Pull out each line of the entries below that contains the word "organization", and copy those lines in full.

Items.
══════
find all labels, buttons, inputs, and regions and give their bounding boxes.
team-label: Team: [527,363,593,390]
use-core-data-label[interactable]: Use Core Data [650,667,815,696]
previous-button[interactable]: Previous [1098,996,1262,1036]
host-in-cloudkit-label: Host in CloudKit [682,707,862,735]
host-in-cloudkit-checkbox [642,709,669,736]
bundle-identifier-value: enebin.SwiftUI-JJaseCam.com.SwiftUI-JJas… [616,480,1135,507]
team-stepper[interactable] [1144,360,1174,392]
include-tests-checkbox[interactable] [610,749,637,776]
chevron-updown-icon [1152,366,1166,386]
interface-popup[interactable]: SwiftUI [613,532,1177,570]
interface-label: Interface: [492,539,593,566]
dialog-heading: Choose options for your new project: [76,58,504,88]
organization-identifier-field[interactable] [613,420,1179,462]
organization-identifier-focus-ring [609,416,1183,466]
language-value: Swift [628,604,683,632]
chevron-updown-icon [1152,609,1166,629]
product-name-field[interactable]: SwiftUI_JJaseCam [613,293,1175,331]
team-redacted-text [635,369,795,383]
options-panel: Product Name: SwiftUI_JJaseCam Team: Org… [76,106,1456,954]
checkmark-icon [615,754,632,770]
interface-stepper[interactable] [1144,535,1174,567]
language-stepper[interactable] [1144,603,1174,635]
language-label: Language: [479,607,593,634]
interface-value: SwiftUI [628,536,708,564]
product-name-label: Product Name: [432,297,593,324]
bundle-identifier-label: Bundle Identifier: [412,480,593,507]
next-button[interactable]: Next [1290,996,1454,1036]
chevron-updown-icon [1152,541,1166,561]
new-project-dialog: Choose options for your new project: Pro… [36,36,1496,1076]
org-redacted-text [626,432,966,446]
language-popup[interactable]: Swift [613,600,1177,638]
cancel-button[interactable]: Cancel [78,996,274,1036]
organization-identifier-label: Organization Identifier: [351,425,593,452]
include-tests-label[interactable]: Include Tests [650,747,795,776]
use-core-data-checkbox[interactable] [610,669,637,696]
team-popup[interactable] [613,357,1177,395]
══════
Output of the exercise.
organization-identifier-field[interactable] [613,420,1179,462]
organization-identifier-focus-ring [609,416,1183,466]
organization-identifier-label: Organization Identifier: [351,425,593,452]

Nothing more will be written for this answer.